— start of PROVIDED RECORDS —

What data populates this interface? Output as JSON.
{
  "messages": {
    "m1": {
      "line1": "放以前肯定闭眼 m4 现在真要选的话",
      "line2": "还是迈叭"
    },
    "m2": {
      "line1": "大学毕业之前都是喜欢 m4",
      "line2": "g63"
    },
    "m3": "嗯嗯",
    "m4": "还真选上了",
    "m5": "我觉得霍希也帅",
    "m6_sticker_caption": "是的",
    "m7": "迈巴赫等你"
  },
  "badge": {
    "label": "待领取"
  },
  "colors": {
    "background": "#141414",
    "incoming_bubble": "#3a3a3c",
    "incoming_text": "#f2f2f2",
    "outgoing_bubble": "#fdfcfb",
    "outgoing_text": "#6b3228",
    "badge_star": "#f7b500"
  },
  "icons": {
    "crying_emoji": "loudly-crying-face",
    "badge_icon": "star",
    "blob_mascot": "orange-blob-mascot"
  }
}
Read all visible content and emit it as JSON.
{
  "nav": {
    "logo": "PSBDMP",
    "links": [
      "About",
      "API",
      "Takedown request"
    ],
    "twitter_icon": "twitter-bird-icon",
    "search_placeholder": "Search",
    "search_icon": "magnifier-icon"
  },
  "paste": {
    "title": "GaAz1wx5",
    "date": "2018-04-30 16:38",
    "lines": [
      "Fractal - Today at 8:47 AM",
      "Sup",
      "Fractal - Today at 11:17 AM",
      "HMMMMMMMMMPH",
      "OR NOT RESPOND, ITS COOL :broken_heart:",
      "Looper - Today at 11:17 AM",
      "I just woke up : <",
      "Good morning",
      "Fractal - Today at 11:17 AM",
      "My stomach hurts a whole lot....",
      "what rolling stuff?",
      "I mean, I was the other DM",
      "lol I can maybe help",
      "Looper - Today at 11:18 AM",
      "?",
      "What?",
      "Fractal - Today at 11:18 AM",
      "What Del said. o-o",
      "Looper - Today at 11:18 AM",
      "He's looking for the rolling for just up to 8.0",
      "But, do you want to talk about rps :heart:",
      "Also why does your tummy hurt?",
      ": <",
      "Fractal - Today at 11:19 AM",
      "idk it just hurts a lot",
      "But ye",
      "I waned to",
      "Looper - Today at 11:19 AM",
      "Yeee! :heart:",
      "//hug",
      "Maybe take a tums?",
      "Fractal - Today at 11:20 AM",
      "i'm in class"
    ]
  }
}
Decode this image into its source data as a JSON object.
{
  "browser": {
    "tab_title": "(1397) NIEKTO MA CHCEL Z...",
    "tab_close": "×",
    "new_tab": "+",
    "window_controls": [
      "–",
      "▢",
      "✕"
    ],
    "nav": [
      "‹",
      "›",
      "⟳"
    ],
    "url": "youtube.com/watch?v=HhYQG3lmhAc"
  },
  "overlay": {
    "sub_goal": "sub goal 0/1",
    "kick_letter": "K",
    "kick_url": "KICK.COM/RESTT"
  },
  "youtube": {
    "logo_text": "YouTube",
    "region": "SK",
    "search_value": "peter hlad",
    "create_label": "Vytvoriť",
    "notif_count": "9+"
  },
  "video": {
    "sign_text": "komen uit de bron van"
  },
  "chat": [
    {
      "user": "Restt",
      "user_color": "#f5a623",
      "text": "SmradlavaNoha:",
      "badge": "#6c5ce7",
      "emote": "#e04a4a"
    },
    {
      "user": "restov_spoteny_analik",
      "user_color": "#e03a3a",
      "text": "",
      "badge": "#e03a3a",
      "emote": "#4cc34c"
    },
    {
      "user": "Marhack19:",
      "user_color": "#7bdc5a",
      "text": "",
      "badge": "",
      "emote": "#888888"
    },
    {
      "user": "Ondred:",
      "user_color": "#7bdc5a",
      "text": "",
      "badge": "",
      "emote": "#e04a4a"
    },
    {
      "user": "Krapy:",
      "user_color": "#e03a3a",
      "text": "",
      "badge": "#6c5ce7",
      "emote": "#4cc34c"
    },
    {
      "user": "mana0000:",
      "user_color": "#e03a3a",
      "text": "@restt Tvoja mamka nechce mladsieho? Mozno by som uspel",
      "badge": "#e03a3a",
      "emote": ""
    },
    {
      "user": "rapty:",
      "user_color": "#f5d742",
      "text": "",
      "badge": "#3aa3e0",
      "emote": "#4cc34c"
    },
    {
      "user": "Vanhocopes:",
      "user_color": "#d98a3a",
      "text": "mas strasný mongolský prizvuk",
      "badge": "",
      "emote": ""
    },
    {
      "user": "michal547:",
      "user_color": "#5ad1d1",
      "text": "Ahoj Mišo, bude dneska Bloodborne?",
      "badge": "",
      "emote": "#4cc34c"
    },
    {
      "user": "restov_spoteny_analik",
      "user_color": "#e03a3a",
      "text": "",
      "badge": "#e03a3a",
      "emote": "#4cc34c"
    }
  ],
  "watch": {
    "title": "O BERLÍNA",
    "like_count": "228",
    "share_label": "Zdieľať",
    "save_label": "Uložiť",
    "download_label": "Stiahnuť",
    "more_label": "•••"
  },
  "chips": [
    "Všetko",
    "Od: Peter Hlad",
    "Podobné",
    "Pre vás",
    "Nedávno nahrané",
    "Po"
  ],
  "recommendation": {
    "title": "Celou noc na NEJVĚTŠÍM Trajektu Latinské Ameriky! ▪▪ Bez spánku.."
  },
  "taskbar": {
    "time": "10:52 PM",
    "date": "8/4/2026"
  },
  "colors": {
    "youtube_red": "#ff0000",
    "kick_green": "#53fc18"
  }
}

— end of PROVIDED RECORDS —

## PROMPT
Exact output of every entry is required.

## RESPONSE TO THE EXERCISE
What data populates this interface? Output as JSON.
{
  "messages": {
    "m1": {
      "line1": "放以前肯定闭眼 m4 现在真要选的话",
      "line2": "还是迈叭"
    },
    "m2": {
      "line1": "大学毕业之前都是喜欢 m4",
      "line2": "g63"
    },
    "m3": "嗯嗯",
    "m4": "还真选上了",
    "m5": "我觉得霍希也帅",
    "m6_sticker_caption": "是的",
    "m7": "迈巴赫等你"
  },
  "badge": {
    "label": "待领取"
  },
  "colors": {
    "background": "#141414",
    "incoming_bubble": "#3a3a3c",
    "incoming_text": "#f2f2f2",
    "outgoing_bubble": "#fdfcfb",
    "outgoing_text": "#6b3228",
    "badge_star": "#f7b500"
  },
  "icons": {
    "crying_emoji": "loudly-crying-face",
    "badge_icon": "star",
    "blob_mascot": "orange-blob-mascot"
  }
}
Read all visible content and emit it as JSON.
{
  "nav": {
    "logo": "PSBDMP",
    "links": [
      "About",
      "API",
      "Takedown request"
    ],
    "twitter_icon": "twitter-bird-icon",
    "search_placeholder": "Search",
    "search_icon": "magnifier-icon"
  },
  "paste": {
    "title": "GaAz1wx5",
    "date": "2018-04-30 16:38",
    "lines": [
      "Fractal - Today at 8:47 AM",
      "Sup",
      "Fractal - Today at 11:17 AM",
      "HMMMMMMMMMPH",
      "OR NOT RESPOND, ITS COOL :broken_heart:",
      "Looper - Today at 11:17 AM",
      "I just woke up : <",
      "Good morning",
      "Fractal - Today at 11:17 AM",
      "My stomach hurts a whole lot....",
      "what rolling stuff?",
      "I mean, I was the other DM",
      "lol I can maybe help",
      "Looper - Today at 11:18 AM",
      "?",
      "What?",
      "Fractal - Today at 11:18 AM",
      "What Del said. o-o",
      "Looper - Today at 11:18 AM",
      "He's looking for the rolling for just up to 8.0",
      "But, do you want to talk about rps :heart:",
      "Also why does your tummy hurt?",
      ": <",
      "Fractal - Today at 11:19 AM",
      "idk it just hurts a lot",
      "But ye",
      "I waned to",
      "Looper - Today at 11:19 AM",
      "Yeee! :heart:",
      "//hug",
      "Maybe take a tums?",
      "Fractal - Today at 11:20 AM",
      "i'm in class"
    ]
  }
}
Decode this image into its source data as a JSON object.
{
  "browser": {
    "tab_title": "(1397) NIEKTO MA CHCEL Z...",
    "tab_close": "×",
    "new_tab": "+",
    "window_controls": [
      "–",
      "▢",
      "✕"
    ],
    "nav": [
      "‹",
      "›",
      "⟳"
    ],
    "url": "youtube.com/watch?v=HhYQG3lmhAc"
  },
  "overlay": {
    "sub_goal": "sub goal 0/1",
    "kick_letter": "K",
    "kick_url": "KICK.COM/RESTT"
  },
  "youtube": {
    "logo_text": "YouTube",
    "region": "SK",
    "search_value": "peter hlad",
    "create_label": "Vytvoriť",
    "notif_count": "9+"
  },
  "video": {
    "sign_text": "komen uit de bron van"
  },
  "chat": [
    {
      "user": "Restt",
      "user_color": "#f5a623",
      "text": "SmradlavaNoha:",
      "badge": "#6c5ce7",
      "emote": "#e04a4a"
    },
    {
      "user": "restov_spoteny_analik",
      "user_color": "#e03a3a",
      "text": "",
      "badge": "#e03a3a",
      "emote": "#4cc34c"
    },
    {
      "user": "Marhack19:",
      "user_color": "#7bdc5a",
      "text": "",
      "badge": "",
      "emote": "#888888"
    },
    {
      "user": "Ondred:",
      "user_color": "#7bdc5a",
      "text": "",
      "badge": "",
      "emote": "#e04a4a"
    },
    {
      "user": "Krapy:",
      "user_color": "#e03a3a",
      "text": "",
      "badge": "#6c5ce7",
      "emote": "#4cc34c"
    },
    {
      "user": "mana0000:",
      "user_color": "#e03a3a",
      "text": "@restt Tvoja mamka nechce mladsieho? Mozno by som uspel",
      "badge": "#e03a3a",
      "emote": ""
    },
    {
      "user": "rapty:",
      "user_color": "#f5d742",
      "text": "",
      "badge": "#3aa3e0",
      "emote": "#4cc34c"
    },
    {
      "user": "Vanhocopes:",
      "user_color": "#d98a3a",
      "text": "mas strasný mongolský prizvuk",
      "badge": "",
      "emote": ""
    },
    {
      "user": "michal547:",
      "user_color": "#5ad1d1",
      "text": "Ahoj Mišo, bude dneska Bloodborne?",
      "badge": "",
      "emote": "#4cc34c"
    },
    {
      "user": "restov_spoteny_analik",
      "user_color": "#e03a3a",
      "text": "",
      "badge": "#e03a3a",
      "emote": "#4cc34c"
    }
  ],
  "watch": {
    "title": "O BERLÍNA",
    "like_count": "228",
    "share_label": "Zdieľať",
    "save_label": "Uložiť",
    "download_label": "Stiahnuť",
    "more_label": "•••"
  },
  "chips": [
    "Všetko",
    "Od: Peter Hlad",
    "Podobné",
    "Pre vás",
    "Nedávno nahrané",
    "Po"
  ],
  "recommendation": {
    "title": "Celou noc na NEJVĚTŠÍM Trajektu Latinské Ameriky! ▪▪ Bez spánku.."
  },
  "taskbar": {
    "time": "10:52 PM",
    "date": "8/4/2026"
  },
  "colors": {
    "youtube_red": "#ff0000",
    "kick_green": "#53fc18"
  }
}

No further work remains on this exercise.